** START Data entries **

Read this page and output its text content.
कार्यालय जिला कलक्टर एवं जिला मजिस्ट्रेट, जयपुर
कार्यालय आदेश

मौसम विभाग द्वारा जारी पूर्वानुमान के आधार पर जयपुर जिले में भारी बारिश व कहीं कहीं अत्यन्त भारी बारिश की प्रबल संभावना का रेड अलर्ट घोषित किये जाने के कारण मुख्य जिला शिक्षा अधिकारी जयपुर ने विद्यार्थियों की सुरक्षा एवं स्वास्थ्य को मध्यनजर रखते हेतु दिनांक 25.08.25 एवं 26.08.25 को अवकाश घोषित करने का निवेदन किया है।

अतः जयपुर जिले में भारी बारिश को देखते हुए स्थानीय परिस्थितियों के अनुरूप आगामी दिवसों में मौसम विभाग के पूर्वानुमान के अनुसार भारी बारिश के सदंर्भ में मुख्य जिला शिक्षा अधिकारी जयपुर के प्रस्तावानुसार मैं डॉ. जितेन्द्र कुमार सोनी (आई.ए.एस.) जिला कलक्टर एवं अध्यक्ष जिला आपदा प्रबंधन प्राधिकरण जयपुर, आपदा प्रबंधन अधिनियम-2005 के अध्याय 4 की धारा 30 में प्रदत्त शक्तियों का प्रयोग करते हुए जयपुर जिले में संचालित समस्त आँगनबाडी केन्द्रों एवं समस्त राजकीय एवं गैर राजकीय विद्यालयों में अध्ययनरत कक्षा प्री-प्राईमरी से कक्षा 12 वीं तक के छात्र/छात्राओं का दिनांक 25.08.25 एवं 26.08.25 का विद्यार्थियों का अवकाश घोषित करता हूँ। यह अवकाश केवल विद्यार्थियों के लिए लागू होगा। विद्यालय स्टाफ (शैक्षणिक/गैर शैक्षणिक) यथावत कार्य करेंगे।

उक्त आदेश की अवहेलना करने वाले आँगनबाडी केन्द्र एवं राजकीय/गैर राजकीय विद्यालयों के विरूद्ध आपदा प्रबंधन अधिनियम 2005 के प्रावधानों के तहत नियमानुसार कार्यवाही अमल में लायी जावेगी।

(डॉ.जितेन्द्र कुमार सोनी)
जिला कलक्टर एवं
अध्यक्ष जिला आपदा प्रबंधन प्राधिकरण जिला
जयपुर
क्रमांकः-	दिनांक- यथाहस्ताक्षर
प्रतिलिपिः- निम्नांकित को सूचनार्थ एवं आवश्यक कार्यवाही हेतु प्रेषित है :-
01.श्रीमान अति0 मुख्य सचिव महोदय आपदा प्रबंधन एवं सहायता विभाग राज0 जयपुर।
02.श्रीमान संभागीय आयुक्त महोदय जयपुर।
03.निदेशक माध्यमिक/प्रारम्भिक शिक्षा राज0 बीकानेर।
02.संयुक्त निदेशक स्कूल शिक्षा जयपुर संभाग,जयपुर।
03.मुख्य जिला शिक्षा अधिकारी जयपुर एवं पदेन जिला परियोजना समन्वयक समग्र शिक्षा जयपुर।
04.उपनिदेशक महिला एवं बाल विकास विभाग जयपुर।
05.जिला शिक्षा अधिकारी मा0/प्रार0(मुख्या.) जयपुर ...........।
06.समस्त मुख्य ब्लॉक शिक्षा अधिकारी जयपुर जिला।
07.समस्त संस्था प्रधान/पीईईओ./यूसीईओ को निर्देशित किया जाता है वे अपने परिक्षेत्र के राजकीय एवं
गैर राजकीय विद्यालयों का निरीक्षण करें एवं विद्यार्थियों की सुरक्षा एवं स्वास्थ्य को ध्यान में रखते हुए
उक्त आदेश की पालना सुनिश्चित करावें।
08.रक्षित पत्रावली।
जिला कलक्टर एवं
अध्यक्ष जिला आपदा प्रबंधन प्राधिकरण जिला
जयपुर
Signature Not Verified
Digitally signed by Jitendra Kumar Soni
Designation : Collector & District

** END Data entries **

Reproduce the material precisely, including every line.

> [Completed exercise]
Read this page and output its text content.
कार्यालय जिला कलक्टर एवं जिला मजिस्ट्रेट, जयपुर
कार्यालय आदेश

मौसम विभाग द्वारा जारी पूर्वानुमान के आधार पर जयपुर जिले में भारी बारिश व कहीं कहीं अत्यन्त भारी बारिश की प्रबल संभावना का रेड अलर्ट घोषित किये जाने के कारण मुख्य जिला शिक्षा अधिकारी जयपुर ने विद्यार्थियों की सुरक्षा एवं स्वास्थ्य को मध्यनजर रखते हेतु दिनांक 25.08.25 एवं 26.08.25 को अवकाश घोषित करने का निवेदन किया है।

अतः जयपुर जिले में भारी बारिश को देखते हुए स्थानीय परिस्थितियों के अनुरूप आगामी दिवसों में मौसम विभाग के पूर्वानुमान के अनुसार भारी बारिश के सदंर्भ में मुख्य जिला शिक्षा अधिकारी जयपुर के प्रस्तावानुसार मैं डॉ. जितेन्द्र कुमार सोनी (आई.ए.एस.) जिला कलक्टर एवं अध्यक्ष जिला आपदा प्रबंधन प्राधिकरण जयपुर, आपदा प्रबंधन अधिनियम-2005 के अध्याय 4 की धारा 30 में प्रदत्त शक्तियों का प्रयोग करते हुए जयपुर जिले में संचालित समस्त आँगनबाडी केन्द्रों एवं समस्त राजकीय एवं गैर राजकीय विद्यालयों में अध्ययनरत कक्षा प्री-प्राईमरी से कक्षा 12 वीं तक के छात्र/छात्राओं का दिनांक 25.08.25 एवं 26.08.25 का विद्यार्थियों का अवकाश घोषित करता हूँ। यह अवकाश केवल विद्यार्थियों के लिए लागू होगा। विद्यालय स्टाफ (शैक्षणिक/गैर शैक्षणिक) यथावत कार्य करेंगे।

उक्त आदेश की अवहेलना करने वाले आँगनबाडी केन्द्र एवं राजकीय/गैर राजकीय विद्यालयों के विरूद्ध आपदा प्रबंधन अधिनियम 2005 के प्रावधानों के तहत नियमानुसार कार्यवाही अमल में लायी जावेगी।

(डॉ.जितेन्द्र कुमार सोनी)
जिला कलक्टर एवं
अध्यक्ष जिला आपदा प्रबंधन प्राधिकरण जिला
जयपुर
क्रमांकः-	दिनांक- यथाहस्ताक्षर
प्रतिलिपिः- निम्नांकित को सूचनार्थ एवं आवश्यक कार्यवाही हेतु प्रेषित है :-
01.श्रीमान अति0 मुख्य सचिव महोदय आपदा प्रबंधन एवं सहायता विभाग राज0 जयपुर।
02.श्रीमान संभागीय आयुक्त महोदय जयपुर।
03.निदेशक माध्यमिक/प्रारम्भिक शिक्षा राज0 बीकानेर।
02.संयुक्त निदेशक स्कूल शिक्षा जयपुर संभाग,जयपुर।
03.मुख्य जिला शिक्षा अधिकारी जयपुर एवं पदेन जिला परियोजना समन्वयक समग्र शिक्षा जयपुर।
04.उपनिदेशक महिला एवं बाल विकास विभाग जयपुर।
05.जिला शिक्षा अधिकारी मा0/प्रार0(मुख्या.) जयपुर ...........।
06.समस्त मुख्य ब्लॉक शिक्षा अधिकारी जयपुर जिला।
07.समस्त संस्था प्रधान/पीईईओ./यूसीईओ को निर्देशित किया जाता है वे अपने परिक्षेत्र के राजकीय एवं
गैर राजकीय विद्यालयों का निरीक्षण करें एवं विद्यार्थियों की सुरक्षा एवं स्वास्थ्य को ध्यान में रखते हुए
उक्त आदेश की पालना सुनिश्चित करावें।
08.रक्षित पत्रावली।
जिला कलक्टर एवं
अध्यक्ष जिला आपदा प्रबंधन प्राधिकरण जिला
जयपुर
Signature Not Verified
Digitally signed by Jitendra Kumar Soni
Designation : Collector & District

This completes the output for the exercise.